*EXERCISE REQUIREMENTS*: Collect every line that includes the string "JSON".

*DATASET RECORDS*:
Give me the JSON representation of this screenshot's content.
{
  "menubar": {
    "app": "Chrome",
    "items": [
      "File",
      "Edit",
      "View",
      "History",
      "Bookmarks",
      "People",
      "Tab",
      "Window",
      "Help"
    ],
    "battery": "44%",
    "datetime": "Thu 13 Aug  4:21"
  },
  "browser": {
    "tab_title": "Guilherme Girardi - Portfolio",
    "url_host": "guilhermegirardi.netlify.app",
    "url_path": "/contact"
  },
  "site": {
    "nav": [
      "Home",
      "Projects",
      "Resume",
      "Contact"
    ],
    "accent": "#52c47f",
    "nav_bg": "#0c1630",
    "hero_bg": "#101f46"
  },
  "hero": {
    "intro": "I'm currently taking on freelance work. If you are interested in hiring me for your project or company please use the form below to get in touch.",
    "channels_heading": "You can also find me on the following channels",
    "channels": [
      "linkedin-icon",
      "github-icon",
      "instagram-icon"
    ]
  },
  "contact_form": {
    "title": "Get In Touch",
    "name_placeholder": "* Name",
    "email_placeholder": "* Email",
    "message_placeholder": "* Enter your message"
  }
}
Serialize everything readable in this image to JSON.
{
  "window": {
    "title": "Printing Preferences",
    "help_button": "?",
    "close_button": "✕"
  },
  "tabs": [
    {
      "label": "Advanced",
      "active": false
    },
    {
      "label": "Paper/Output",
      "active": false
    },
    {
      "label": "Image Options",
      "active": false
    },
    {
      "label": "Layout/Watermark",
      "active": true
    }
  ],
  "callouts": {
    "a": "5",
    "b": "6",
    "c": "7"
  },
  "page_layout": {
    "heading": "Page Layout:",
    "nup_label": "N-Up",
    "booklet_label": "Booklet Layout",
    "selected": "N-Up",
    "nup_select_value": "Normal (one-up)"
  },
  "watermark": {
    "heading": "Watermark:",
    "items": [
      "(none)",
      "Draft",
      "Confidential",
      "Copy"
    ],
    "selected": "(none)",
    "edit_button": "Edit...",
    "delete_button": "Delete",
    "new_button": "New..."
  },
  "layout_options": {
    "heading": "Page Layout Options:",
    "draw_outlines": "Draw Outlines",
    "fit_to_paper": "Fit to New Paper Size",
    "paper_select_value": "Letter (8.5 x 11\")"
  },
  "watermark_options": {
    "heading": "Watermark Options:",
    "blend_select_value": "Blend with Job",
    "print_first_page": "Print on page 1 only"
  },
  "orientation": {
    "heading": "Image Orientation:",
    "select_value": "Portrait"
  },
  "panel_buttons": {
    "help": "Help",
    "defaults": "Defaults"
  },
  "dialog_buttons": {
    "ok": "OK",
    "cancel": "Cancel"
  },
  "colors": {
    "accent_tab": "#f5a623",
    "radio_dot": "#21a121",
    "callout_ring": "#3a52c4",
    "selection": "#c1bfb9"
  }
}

*WRITTEN ANSWER*:
Give me the JSON representation of this screenshot's content.
Serialize everything readable in this image to JSON.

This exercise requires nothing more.